**What the exercise asks:** Every record must be repeated exactly; omit any pictures they contain.

------------------------------

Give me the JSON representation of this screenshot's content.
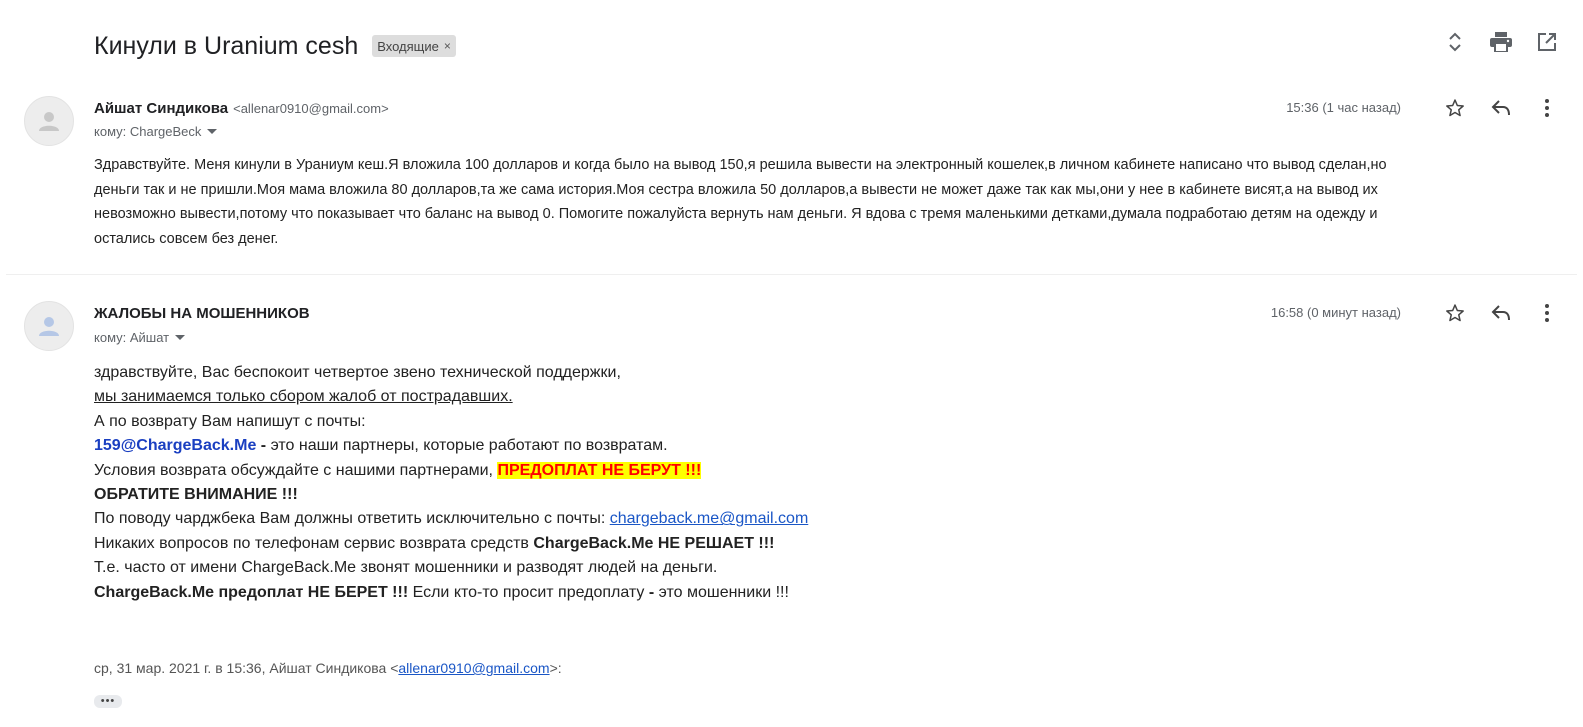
{
  "thread": {
    "subject": "Кинули в Uranium cesh",
    "label": "Входящие",
    "label_remove": "×",
    "actions": {
      "expand_icon": "unfold-icon",
      "print_icon": "print-icon",
      "popout_icon": "open-in-new-window-icon"
    }
  },
  "messages": [
    {
      "sender_name": "Айшат Синдикова",
      "sender_email": "<allenar0910@gmail.com>",
      "to": "кому: ChargeBeck",
      "time": "15:36 (1 час назад)",
      "body_lines": [
        "Здравствуйте. Меня кинули в Ураниум кеш.Я вложила 100 долларов и когда было на вывод 150,я решила вывести на электронный кошелек,в личном кабинете написано что вывод сделан,но",
        "деньги так и не пришли.Моя мама вложила 80 долларов,та же сама история.Моя сестра вложила 50 долларов,а вывести не может даже так как мы,они у нее в кабинете висят,а на вывод их",
        "невозможно вывести,потому что показывает что баланс на вывод 0. Помогите пожалуйста вернуть нам деньги. Я вдова с тремя маленькими детками,думала подработаю детям на одежду и",
        "остались совсем без денег."
      ]
    },
    {
      "sender_name": "ЖАЛОБЫ НА МОШЕННИКОВ",
      "to": "кому: Айшат",
      "time": "16:58 (0 минут назад)",
      "body": {
        "l1": "здравствуйте, Вас беспокоит четвертое звено технической поддержки,",
        "l2": "мы занимаемся только сбором жалоб от пострадавших.",
        "l3": "А по возврату Вам напишут с почты:",
        "l4_email": "159@ChargeBack.Me",
        "l4_dash": " - ",
        "l4_rest": "это наши партнеры, которые работают по возвратам.",
        "l5_text": "Условия возврата обсуждайте с нашими партнерами, ",
        "l5_highlight": "ПРЕДОПЛАТ НЕ БЕРУТ !!!",
        "l6": "ОБРАТИТЕ ВНИМАНИЕ !!!",
        "l7_text": "По поводу чарджбека Вам должны ответить исключительно с почты: ",
        "l7_link": "chargeback.me@gmail.com",
        "l8_text": "Никаких вопросов по телефонам сервис возврата средств ",
        "l8_bold": "ChargeBack.Me НЕ РЕШАЕТ !!!",
        "l9": "Т.е. часто от имени ChargeBack.Me звонят мошенники и разводят людей на деньги.",
        "l10_bold": "ChargeBack.Me предоплат НЕ БЕРЕТ !!!",
        "l10_text": " Если кто-то просит предоплату ",
        "l10_dash": "-",
        "l10_rest": " это мошенники !!!"
      },
      "quote": {
        "prefix": "ср, 31 мар. 2021 г. в 15:36, Айшат Синдикова <",
        "email": "allenar0910@gmail.com",
        "suffix": ">:"
      },
      "show_trimmed": "•••"
    }
  ],
  "colors": {
    "highlight_bg": "#ffff00",
    "highlight_text": "#ff0000",
    "email_blue": "#1a3fc1",
    "link": "#1a56c6"
  }
}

------------------------------

**Problem solution:**
Give me the JSON representation of this screenshot's content.
{
  "thread": {
    "subject": "Кинули в Uranium cesh",
    "label": "Входящие",
    "label_remove": "×",
    "actions": {
      "expand_icon": "unfold-icon",
      "print_icon": "print-icon",
      "popout_icon": "open-in-new-window-icon"
    }
  },
  "messages": [
    {
      "sender_name": "Айшат Синдикова",
      "sender_email": "<allenar0910@gmail.com>",
      "to": "кому: ChargeBeck",
      "time": "15:36 (1 час назад)",
      "body_lines": [
        "Здравствуйте. Меня кинули в Ураниум кеш.Я вложила 100 долларов и когда было на вывод 150,я решила вывести на электронный кошелек,в личном кабинете написано что вывод сделан,но",
        "деньги так и не пришли.Моя мама вложила 80 долларов,та же сама история.Моя сестра вложила 50 долларов,а вывести не может даже так как мы,они у нее в кабинете висят,а на вывод их",
        "невозможно вывести,потому что показывает что баланс на вывод 0. Помогите пожалуйста вернуть нам деньги. Я вдова с тремя маленькими детками,думала подработаю детям на одежду и",
        "остались совсем без денег."
      ]
    },
    {
      "sender_name": "ЖАЛОБЫ НА МОШЕННИКОВ",
      "to": "кому: Айшат",
      "time": "16:58 (0 минут назад)",
      "body": {
        "l1": "здравствуйте, Вас беспокоит четвертое звено технической поддержки,",
        "l2": "мы занимаемся только сбором жалоб от пострадавших.",
        "l3": "А по возврату Вам напишут с почты:",
        "l4_email": "159@ChargeBack.Me",
        "l4_dash": " - ",
        "l4_rest": "это наши партнеры, которые работают по возвратам.",
        "l5_text": "Условия возврата обсуждайте с нашими партнерами, ",
        "l5_highlight": "ПРЕДОПЛАТ НЕ БЕРУТ !!!",
        "l6": "ОБРАТИТЕ ВНИМАНИЕ !!!",
        "l7_text": "По поводу чарджбека Вам должны ответить исключительно с почты: ",
        "l7_link": "chargeback.me@gmail.com",
        "l8_text": "Никаких вопросов по телефонам сервис возврата средств ",
        "l8_bold": "ChargeBack.Me НЕ РЕШАЕТ !!!",
        "l9": "Т.е. часто от имени ChargeBack.Me звонят мошенники и разводят людей на деньги.",
        "l10_bold": "ChargeBack.Me предоплат НЕ БЕРЕТ !!!",
        "l10_text": " Если кто-то просит предоплату ",
        "l10_dash": "-",
        "l10_rest": " это мошенники !!!"
      },
      "quote": {
        "prefix": "ср, 31 мар. 2021 г. в 15:36, Айшат Синдикова <",
        "email": "allenar0910@gmail.com",
        "suffix": ">:"
      },
      "show_trimmed": "•••"
    }
  ],
  "colors": {
    "highlight_bg": "#ffff00",
    "highlight_text": "#ff0000",
    "email_blue": "#1a3fc1",
    "link": "#1a56c6"
  }
}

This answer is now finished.